» Aim of the task
Copy out all the lines where "text" shows up.

■ ■ ■ ■

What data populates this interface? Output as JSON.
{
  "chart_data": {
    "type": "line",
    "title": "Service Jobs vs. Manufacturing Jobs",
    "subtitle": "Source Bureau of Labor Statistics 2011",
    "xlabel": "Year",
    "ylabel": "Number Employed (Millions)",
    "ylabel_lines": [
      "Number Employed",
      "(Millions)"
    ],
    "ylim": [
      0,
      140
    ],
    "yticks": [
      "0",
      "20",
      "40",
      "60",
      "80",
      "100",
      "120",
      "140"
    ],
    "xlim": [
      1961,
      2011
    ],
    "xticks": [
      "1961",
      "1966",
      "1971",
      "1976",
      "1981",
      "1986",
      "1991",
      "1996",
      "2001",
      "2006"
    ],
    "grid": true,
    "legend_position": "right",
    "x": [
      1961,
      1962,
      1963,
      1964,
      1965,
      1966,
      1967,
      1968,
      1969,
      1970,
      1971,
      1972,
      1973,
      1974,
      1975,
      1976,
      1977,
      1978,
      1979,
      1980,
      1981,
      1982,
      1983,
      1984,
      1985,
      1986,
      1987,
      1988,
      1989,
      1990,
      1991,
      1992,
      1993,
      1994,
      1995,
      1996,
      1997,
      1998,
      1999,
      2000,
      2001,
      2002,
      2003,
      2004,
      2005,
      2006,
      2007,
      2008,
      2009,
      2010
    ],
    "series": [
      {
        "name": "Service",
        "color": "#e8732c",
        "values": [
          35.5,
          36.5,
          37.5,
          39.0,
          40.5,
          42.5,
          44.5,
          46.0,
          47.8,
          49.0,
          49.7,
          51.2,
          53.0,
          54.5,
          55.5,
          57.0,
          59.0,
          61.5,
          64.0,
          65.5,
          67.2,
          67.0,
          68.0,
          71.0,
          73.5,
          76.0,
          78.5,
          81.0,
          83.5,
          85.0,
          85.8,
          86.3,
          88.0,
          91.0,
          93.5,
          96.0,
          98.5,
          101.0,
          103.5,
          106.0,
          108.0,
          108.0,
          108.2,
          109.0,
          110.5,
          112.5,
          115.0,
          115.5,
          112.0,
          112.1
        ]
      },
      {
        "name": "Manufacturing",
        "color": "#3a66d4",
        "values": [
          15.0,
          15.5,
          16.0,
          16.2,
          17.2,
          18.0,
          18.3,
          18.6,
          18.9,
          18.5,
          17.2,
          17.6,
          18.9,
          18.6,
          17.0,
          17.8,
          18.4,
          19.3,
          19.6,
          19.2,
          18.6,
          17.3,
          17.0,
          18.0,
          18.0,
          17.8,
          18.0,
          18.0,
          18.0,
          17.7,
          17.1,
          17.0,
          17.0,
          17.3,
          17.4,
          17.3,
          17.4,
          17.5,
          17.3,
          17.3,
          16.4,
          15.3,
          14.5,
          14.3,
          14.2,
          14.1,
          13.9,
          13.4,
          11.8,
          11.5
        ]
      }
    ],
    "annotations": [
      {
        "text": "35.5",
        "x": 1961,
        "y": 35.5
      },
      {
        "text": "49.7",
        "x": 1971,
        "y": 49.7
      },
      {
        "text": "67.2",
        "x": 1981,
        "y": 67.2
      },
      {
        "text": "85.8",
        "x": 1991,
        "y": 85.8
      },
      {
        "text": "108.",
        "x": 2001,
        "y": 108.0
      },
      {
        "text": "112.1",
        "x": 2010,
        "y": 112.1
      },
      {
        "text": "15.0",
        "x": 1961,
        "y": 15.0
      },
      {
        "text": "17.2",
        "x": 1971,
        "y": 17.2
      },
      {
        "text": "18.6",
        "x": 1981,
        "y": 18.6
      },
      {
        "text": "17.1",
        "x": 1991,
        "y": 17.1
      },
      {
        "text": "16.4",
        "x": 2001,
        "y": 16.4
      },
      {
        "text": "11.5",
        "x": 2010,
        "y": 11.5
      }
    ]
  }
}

■ ■ ■ ■

» Finished exercise
        "text": "35.5",
        "text": "49.7",
        "text": "67.2",
        "text": "85.8",
        "text": "108.",
        "text": "112.1",
        "text": "15.0",
        "text": "17.2",
        "text": "18.6",
        "text": "17.1",
        "text": "16.4",
        "text": "11.5",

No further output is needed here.